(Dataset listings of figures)
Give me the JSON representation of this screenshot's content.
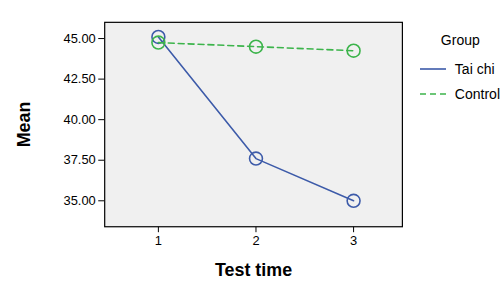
{
  "chart_data": {
    "type": "line",
    "x_label": "Test time",
    "y_label": "Mean",
    "legend_title": "Group",
    "legend": "right",
    "grid": false,
    "x": [
      1,
      2,
      3
    ],
    "xlim": [
      0.45,
      3.5
    ],
    "xticks": [
      1,
      2,
      3
    ],
    "ylim": [
      33.4,
      46.0
    ],
    "yticks": [
      {
        "value": 35,
        "label": "35.00"
      },
      {
        "value": 37.5,
        "label": "37.50"
      },
      {
        "value": 40,
        "label": "40.00"
      },
      {
        "value": 42.5,
        "label": "42.50"
      },
      {
        "value": 45,
        "label": "45.00"
      }
    ],
    "series": [
      {
        "name": "Tai chi",
        "color": "#3d5ba9",
        "line_style": "solid",
        "marker": "circle",
        "values": [
          45.1,
          37.6,
          35.0
        ]
      },
      {
        "name": "Control",
        "color": "#3cb44b",
        "line_style": "dashed",
        "marker": "circle",
        "values": [
          44.75,
          44.5,
          44.25
        ]
      }
    ]
  }
}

→ Instructions to follow: Leave out every picture and copy the rest of the records exactly.

→ Task output:
Give me the JSON representation of this screenshot's content.
{
  "chart_data": {
    "type": "line",
    "x_label": "Test time",
    "y_label": "Mean",
    "legend_title": "Group",
    "legend": "right",
    "grid": false,
    "x": [
      1,
      2,
      3
    ],
    "xlim": [
      0.45,
      3.5
    ],
    "xticks": [
      1,
      2,
      3
    ],
    "ylim": [
      33.4,
      46.0
    ],
    "yticks": [
      {
        "value": 35,
        "label": "35.00"
      },
      {
        "value": 37.5,
        "label": "37.50"
      },
      {
        "value": 40,
        "label": "40.00"
      },
      {
        "value": 42.5,
        "label": "42.50"
      },
      {
        "value": 45,
        "label": "45.00"
      }
    ],
    "series": [
      {
        "name": "Tai chi",
        "color": "#3d5ba9",
        "line_style": "solid",
        "marker": "circle",
        "values": [
          45.1,
          37.6,
          35.0
        ]
      },
      {
        "name": "Control",
        "color": "#3cb44b",
        "line_style": "dashed",
        "marker": "circle",
        "values": [
          44.75,
          44.5,
          44.25
        ]
      }
    ]
  }
}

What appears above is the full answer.